Dataset records
-- -- --

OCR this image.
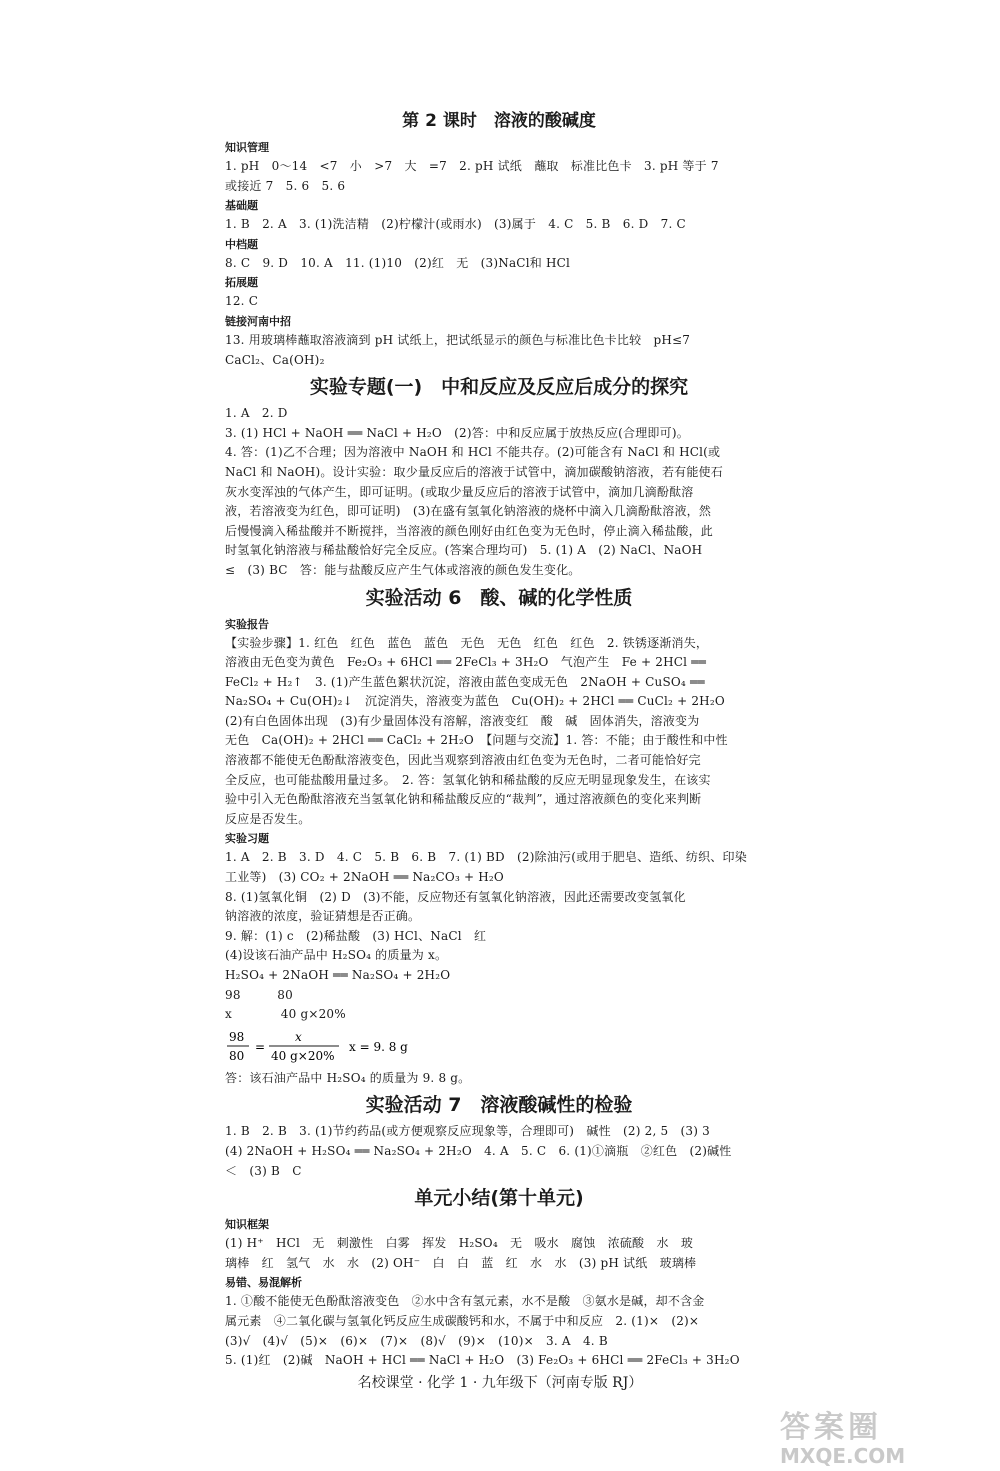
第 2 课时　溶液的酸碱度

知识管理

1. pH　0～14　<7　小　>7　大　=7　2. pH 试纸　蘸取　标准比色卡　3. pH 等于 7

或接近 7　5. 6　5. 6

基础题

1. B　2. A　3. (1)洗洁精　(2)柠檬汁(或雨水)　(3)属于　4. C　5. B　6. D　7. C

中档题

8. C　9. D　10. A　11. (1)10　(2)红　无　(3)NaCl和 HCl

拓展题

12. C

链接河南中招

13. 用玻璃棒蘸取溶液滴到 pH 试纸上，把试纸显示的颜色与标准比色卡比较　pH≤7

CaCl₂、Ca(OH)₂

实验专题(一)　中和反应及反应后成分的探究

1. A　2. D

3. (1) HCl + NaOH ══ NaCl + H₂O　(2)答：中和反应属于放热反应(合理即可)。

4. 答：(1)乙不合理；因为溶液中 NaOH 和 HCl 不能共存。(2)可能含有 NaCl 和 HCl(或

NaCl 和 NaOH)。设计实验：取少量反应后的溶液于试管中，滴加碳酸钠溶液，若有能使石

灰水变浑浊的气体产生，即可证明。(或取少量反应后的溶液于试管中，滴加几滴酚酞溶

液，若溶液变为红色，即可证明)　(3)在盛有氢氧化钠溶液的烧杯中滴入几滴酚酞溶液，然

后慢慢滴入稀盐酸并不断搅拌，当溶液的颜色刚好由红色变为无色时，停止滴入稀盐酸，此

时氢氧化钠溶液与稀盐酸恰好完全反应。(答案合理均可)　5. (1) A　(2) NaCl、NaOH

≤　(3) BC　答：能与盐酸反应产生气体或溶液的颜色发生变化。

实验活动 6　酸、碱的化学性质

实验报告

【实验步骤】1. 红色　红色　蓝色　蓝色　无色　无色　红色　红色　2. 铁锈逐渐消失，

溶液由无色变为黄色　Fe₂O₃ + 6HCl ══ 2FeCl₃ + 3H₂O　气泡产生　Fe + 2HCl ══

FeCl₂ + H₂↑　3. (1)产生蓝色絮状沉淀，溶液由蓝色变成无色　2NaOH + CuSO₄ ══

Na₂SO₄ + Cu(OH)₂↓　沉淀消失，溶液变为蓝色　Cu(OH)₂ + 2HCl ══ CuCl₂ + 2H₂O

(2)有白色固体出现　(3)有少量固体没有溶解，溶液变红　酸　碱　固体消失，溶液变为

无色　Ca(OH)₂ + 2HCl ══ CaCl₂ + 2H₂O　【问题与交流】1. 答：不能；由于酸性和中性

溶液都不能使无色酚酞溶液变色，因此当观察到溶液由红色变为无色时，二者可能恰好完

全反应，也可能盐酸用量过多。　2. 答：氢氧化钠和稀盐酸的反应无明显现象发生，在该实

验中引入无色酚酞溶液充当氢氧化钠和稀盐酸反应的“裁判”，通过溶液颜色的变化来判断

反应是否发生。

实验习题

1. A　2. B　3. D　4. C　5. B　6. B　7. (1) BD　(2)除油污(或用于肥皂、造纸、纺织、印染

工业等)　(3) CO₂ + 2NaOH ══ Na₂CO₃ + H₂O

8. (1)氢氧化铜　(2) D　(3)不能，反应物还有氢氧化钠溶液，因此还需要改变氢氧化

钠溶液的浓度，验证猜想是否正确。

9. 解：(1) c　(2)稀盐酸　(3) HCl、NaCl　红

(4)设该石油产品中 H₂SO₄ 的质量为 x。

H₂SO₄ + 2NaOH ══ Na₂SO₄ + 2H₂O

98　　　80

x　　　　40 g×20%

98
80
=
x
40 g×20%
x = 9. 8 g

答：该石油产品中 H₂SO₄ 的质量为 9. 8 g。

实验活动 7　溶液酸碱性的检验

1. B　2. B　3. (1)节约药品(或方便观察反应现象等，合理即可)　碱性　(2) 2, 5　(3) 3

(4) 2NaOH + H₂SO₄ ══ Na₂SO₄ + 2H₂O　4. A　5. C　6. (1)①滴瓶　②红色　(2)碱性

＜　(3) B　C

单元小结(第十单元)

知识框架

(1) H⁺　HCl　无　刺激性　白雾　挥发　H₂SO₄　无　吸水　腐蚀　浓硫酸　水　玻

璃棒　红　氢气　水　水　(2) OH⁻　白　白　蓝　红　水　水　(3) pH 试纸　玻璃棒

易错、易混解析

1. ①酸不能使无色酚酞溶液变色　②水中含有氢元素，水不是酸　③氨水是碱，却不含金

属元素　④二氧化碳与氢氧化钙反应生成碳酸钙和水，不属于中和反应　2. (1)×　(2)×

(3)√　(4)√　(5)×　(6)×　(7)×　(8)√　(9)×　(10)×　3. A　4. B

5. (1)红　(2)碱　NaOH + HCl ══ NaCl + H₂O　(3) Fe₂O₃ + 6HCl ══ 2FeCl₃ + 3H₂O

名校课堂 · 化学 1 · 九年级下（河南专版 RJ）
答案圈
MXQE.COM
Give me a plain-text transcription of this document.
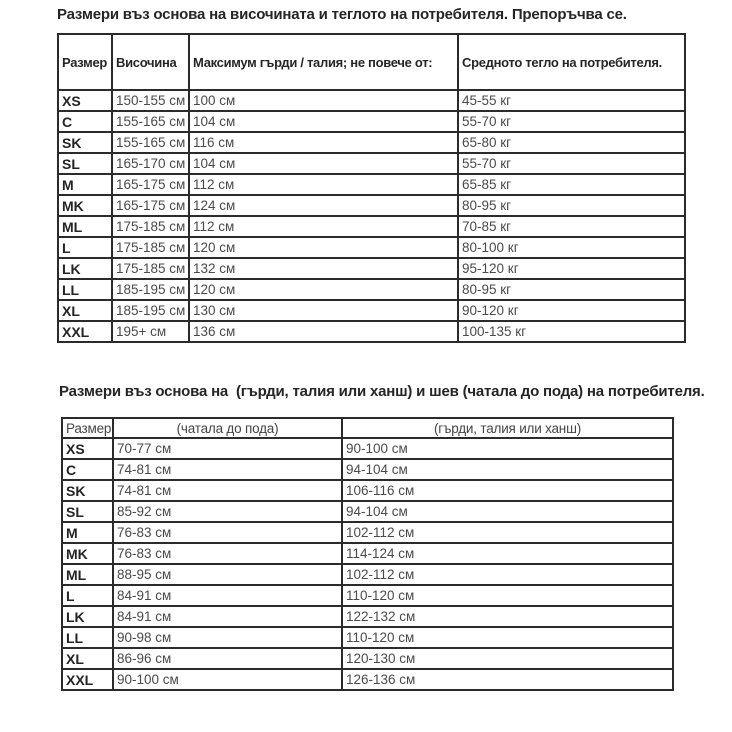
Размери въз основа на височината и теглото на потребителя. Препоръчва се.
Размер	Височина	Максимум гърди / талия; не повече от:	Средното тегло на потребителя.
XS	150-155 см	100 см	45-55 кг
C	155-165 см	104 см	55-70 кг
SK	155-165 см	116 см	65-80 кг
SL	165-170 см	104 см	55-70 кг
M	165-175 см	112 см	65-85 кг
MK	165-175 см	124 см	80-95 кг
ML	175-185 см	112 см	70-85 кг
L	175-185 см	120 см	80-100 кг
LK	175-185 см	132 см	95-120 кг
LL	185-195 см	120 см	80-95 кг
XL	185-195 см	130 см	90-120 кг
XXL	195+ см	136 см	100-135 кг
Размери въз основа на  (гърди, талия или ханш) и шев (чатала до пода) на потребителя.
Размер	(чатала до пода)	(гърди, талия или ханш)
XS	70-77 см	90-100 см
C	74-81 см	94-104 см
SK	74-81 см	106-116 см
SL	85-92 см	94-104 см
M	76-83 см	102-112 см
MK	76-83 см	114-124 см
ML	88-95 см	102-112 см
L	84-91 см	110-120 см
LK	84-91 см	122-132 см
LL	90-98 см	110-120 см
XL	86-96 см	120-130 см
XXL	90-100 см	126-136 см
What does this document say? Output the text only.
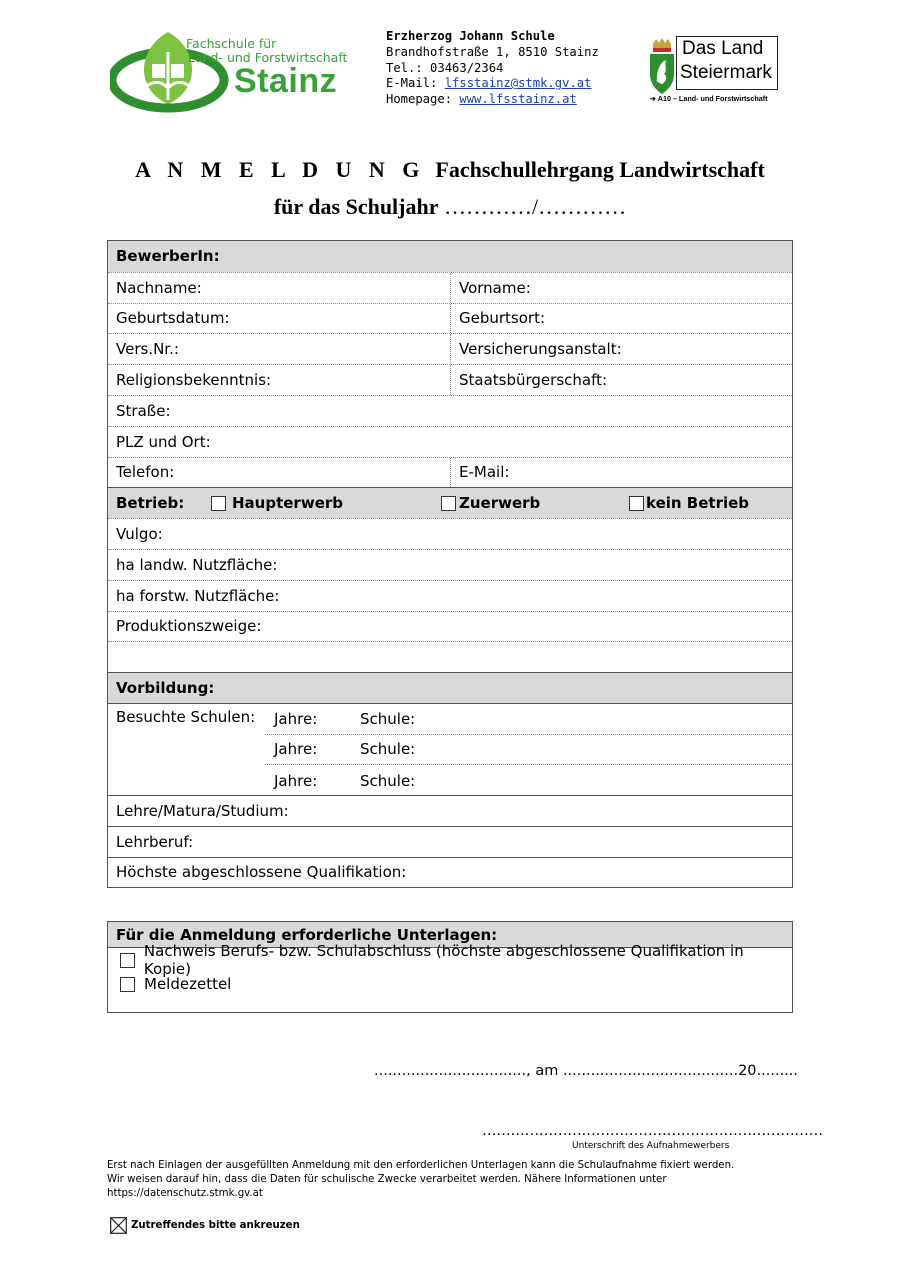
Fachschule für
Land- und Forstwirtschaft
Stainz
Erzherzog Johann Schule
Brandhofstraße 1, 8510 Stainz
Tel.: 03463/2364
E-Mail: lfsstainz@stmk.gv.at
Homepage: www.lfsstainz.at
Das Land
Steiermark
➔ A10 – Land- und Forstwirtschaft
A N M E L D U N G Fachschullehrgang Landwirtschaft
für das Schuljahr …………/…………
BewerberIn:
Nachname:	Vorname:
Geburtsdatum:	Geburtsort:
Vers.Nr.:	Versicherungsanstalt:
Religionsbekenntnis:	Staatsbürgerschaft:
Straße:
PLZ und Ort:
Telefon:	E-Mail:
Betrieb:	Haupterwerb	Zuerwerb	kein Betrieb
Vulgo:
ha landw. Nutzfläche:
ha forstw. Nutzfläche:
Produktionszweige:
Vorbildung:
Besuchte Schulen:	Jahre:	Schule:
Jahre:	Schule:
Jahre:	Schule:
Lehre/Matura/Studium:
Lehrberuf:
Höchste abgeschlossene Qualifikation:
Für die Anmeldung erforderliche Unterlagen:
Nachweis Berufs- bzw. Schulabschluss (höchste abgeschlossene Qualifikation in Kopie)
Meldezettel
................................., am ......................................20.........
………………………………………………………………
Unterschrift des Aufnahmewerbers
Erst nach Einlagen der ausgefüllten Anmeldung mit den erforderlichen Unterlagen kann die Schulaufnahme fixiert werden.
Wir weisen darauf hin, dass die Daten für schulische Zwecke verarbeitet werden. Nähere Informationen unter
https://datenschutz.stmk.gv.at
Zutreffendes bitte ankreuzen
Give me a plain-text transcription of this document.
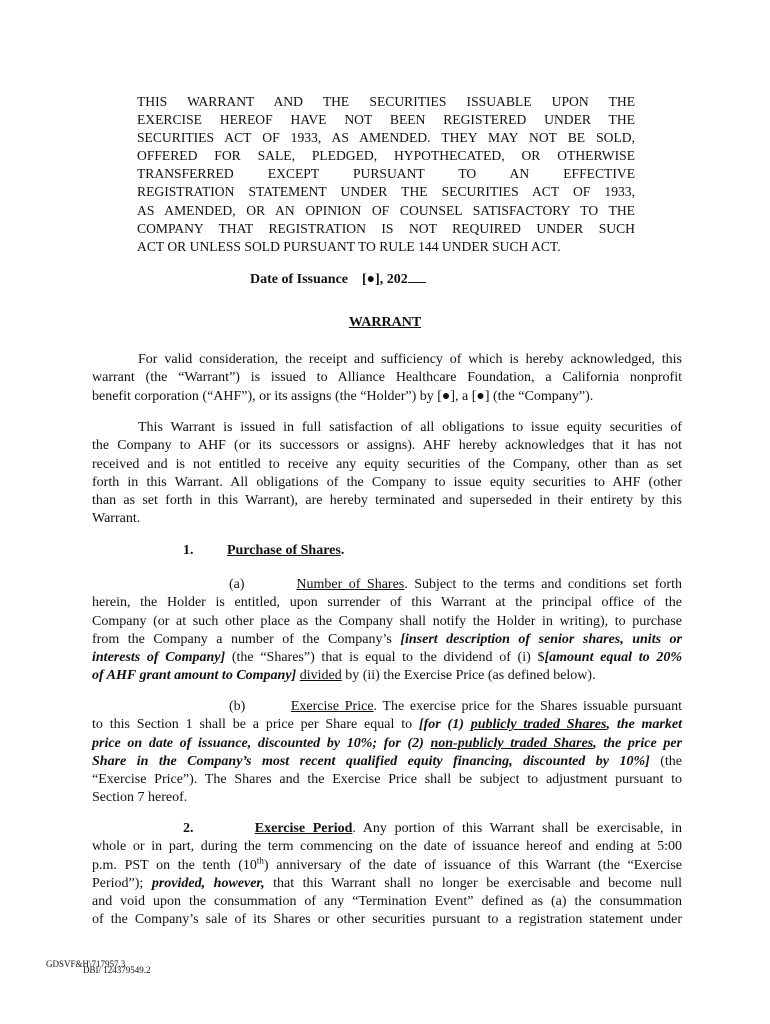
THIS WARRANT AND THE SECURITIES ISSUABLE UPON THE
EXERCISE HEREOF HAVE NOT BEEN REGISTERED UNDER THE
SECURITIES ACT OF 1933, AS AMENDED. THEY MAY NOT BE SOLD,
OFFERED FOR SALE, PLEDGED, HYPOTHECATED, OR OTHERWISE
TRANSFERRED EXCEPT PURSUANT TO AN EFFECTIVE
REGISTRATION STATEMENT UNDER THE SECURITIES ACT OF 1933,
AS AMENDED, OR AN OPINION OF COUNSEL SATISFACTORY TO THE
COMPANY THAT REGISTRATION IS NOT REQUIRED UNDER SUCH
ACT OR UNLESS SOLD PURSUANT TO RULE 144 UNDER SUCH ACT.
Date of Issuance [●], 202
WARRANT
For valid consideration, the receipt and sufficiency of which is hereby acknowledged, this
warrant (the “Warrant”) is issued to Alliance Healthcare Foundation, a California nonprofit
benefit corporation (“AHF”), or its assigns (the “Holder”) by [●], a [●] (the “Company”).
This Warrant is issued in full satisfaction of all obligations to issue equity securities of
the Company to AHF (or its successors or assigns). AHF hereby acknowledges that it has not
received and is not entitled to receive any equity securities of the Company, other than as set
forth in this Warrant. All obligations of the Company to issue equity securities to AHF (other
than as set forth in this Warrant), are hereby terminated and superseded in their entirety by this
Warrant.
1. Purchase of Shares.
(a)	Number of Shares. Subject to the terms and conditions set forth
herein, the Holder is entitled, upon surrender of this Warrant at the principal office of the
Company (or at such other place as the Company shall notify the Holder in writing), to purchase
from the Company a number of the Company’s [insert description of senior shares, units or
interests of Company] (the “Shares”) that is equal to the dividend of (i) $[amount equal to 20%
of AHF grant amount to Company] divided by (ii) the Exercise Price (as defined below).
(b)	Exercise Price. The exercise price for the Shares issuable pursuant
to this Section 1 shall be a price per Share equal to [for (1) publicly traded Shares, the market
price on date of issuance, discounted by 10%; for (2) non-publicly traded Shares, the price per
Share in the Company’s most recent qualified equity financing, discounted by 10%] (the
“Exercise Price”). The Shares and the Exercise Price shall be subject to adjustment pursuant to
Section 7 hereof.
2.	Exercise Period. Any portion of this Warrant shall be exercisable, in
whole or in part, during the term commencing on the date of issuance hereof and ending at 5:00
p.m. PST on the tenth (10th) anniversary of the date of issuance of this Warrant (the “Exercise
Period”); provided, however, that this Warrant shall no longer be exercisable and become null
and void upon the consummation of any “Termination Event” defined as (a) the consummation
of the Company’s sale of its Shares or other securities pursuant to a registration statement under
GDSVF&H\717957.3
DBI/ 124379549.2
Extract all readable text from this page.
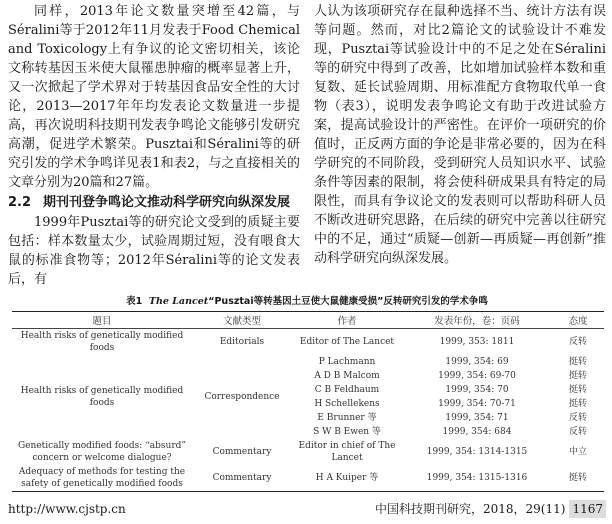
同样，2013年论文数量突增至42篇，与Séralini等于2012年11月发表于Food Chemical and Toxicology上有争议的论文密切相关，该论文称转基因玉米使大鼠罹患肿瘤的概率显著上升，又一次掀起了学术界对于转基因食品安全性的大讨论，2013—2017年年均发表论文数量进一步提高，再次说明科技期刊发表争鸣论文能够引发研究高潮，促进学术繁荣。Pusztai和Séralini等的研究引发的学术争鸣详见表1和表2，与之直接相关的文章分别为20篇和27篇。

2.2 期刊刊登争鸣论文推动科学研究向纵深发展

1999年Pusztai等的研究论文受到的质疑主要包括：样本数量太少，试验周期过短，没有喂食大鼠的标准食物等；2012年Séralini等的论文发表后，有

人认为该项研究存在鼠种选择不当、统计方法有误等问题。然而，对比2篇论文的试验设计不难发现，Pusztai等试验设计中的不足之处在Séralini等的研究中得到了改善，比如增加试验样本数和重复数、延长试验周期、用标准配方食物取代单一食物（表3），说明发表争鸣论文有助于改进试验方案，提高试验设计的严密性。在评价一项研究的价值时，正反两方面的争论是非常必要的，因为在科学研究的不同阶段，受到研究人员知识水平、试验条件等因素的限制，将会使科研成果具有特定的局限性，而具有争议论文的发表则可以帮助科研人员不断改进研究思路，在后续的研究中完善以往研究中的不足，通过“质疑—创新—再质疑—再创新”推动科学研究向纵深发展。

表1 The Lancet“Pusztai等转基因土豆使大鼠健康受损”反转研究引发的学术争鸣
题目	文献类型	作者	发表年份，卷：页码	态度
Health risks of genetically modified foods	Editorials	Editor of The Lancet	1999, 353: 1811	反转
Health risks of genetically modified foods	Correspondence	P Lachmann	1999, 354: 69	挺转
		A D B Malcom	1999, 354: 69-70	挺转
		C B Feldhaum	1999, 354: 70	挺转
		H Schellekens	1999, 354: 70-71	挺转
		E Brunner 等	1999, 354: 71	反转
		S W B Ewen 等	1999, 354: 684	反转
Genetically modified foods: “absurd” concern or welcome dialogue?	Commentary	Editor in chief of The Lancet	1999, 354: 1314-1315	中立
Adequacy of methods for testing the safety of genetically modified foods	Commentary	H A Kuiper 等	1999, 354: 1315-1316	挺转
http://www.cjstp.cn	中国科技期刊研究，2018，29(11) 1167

-- -- --

What to do:
Return from the data every line that holds "Holder".

Reply to the task:
benefit corporation (“AHF”), or its assigns (the “Holder”) by [●], a [●] (the “Company”).
herein, the Holder is entitled, upon surrender of this Warrant at the principal office of the
Company (or at such other place as the Company shall notify the Holder in writing), to purchase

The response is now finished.